[Records shown]

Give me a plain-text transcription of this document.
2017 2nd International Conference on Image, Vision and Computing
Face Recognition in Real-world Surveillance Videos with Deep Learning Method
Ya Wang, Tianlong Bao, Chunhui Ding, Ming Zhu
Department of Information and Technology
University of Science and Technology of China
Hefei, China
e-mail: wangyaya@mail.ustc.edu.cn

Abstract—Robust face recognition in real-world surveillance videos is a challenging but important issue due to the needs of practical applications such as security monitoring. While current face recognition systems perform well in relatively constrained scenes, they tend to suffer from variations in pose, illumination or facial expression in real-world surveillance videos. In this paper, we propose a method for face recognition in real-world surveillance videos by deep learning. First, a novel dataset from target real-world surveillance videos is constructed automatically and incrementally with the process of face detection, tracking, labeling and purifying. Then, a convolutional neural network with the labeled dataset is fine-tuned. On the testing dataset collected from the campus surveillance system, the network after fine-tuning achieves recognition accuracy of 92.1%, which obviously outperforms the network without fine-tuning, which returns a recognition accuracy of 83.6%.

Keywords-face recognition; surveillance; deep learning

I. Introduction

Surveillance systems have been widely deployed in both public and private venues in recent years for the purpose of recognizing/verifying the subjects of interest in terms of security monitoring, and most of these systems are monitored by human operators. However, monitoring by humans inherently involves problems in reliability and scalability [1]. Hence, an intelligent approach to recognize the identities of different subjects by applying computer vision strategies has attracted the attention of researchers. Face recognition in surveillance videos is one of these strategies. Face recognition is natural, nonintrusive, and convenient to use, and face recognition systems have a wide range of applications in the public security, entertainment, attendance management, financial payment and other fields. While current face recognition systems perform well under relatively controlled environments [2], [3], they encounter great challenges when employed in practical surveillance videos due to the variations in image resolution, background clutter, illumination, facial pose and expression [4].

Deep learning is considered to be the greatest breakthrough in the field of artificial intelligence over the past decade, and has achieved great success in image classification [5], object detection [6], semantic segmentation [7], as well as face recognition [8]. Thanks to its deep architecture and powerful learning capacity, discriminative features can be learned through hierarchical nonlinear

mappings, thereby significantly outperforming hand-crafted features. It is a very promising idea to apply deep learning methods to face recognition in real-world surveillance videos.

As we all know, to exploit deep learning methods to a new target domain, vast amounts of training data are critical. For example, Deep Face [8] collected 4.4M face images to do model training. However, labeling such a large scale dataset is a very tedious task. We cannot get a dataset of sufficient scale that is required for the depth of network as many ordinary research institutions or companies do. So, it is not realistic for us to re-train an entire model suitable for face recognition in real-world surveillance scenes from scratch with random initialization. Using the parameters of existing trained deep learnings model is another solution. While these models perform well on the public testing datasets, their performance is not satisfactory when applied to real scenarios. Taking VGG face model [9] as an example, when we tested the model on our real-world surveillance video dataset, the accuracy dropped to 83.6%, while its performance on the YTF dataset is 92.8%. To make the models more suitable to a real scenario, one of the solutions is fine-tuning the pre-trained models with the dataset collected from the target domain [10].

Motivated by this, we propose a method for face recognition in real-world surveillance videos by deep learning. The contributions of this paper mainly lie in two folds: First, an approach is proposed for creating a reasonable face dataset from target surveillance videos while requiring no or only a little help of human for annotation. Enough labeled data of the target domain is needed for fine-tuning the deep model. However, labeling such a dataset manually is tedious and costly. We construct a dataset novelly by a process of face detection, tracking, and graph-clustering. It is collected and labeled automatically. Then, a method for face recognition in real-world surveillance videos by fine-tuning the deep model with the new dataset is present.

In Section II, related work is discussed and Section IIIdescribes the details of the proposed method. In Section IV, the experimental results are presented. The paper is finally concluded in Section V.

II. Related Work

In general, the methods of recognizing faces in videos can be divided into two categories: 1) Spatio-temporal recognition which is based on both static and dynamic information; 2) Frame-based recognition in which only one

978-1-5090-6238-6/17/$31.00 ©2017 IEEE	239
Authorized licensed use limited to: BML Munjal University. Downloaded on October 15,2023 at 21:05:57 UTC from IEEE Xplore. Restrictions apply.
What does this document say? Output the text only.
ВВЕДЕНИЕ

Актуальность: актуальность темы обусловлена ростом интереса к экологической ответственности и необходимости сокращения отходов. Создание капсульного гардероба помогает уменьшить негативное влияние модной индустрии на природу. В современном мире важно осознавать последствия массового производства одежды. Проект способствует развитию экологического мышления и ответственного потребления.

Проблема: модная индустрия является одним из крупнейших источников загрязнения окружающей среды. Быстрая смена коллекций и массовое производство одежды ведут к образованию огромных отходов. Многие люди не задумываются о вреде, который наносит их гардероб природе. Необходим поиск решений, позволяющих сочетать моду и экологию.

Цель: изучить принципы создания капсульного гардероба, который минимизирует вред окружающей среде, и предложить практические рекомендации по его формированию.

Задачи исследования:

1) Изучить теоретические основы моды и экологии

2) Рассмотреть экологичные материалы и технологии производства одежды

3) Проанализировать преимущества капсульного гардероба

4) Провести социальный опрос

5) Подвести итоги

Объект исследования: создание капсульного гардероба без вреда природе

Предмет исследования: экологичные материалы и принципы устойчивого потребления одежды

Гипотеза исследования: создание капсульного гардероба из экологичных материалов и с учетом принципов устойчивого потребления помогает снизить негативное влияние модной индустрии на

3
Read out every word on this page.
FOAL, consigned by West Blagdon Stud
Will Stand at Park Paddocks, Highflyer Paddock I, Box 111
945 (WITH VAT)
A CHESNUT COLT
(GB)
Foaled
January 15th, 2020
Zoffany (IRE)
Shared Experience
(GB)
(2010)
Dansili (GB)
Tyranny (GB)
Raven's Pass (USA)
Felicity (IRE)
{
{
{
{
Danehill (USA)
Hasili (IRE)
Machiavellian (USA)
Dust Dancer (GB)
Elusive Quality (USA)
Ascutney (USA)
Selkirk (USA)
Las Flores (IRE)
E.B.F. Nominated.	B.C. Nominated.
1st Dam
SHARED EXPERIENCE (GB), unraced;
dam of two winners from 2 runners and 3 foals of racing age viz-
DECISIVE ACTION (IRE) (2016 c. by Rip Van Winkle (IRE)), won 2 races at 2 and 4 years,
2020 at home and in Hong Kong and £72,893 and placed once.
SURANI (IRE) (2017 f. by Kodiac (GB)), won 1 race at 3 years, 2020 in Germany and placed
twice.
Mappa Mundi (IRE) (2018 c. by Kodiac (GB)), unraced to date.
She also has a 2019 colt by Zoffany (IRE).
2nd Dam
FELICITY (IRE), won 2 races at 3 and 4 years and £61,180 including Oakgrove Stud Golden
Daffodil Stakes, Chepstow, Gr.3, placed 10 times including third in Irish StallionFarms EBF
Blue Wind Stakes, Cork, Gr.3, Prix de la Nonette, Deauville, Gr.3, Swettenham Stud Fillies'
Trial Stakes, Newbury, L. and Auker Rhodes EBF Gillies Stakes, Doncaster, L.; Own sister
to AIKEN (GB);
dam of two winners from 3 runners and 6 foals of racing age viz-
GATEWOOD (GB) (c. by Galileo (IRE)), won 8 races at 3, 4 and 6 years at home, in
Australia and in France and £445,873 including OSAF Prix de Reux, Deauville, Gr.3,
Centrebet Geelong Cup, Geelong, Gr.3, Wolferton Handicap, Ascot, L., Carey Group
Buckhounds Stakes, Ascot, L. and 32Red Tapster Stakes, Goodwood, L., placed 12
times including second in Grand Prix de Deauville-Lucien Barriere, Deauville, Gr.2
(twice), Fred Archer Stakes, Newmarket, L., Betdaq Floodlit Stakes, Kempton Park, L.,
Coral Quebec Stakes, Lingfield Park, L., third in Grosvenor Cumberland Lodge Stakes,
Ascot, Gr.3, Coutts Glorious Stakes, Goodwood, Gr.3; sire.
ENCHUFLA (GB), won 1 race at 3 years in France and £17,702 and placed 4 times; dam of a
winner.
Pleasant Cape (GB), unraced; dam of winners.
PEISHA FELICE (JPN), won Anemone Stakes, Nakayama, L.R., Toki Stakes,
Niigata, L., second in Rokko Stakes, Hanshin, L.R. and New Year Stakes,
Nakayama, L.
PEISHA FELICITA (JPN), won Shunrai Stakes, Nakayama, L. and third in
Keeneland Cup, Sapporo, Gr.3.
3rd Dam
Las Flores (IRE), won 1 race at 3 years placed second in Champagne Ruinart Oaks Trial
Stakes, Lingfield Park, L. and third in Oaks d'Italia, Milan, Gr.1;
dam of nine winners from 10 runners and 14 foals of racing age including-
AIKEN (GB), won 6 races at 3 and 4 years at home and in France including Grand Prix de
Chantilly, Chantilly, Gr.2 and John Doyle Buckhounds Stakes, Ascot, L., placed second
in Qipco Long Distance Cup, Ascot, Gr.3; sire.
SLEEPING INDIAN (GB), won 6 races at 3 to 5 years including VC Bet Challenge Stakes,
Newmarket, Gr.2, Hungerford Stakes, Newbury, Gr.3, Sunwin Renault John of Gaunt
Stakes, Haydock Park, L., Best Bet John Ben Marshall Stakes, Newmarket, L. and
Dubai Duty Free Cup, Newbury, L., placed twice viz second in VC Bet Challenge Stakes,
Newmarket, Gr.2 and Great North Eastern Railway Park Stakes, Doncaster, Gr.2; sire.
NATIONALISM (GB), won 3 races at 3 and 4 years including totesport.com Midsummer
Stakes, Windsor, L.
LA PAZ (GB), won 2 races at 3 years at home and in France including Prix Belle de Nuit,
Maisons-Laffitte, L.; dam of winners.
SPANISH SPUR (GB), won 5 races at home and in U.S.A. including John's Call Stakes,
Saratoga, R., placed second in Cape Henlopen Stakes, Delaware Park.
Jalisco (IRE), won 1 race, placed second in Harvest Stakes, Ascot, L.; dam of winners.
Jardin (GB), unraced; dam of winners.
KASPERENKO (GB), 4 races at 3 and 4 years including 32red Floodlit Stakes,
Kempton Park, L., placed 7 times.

[What to do] Check each line of the entries for the string "third". Copy the lines that have it.

[Result of this task]
Daffodil Stakes, Chepstow, Gr.3, placed 10 times including third in Irish StallionFarms EBF
Coral Quebec Stakes, Lingfield Park, L., third in Grosvenor Cumberland Lodge Stakes,
PEISHA FELICITA (JPN), won Shunrai Stakes, Nakayama, L. and third in
Stakes, Lingfield Park, L. and third in Oaks d'Italia, Milan, Gr.1;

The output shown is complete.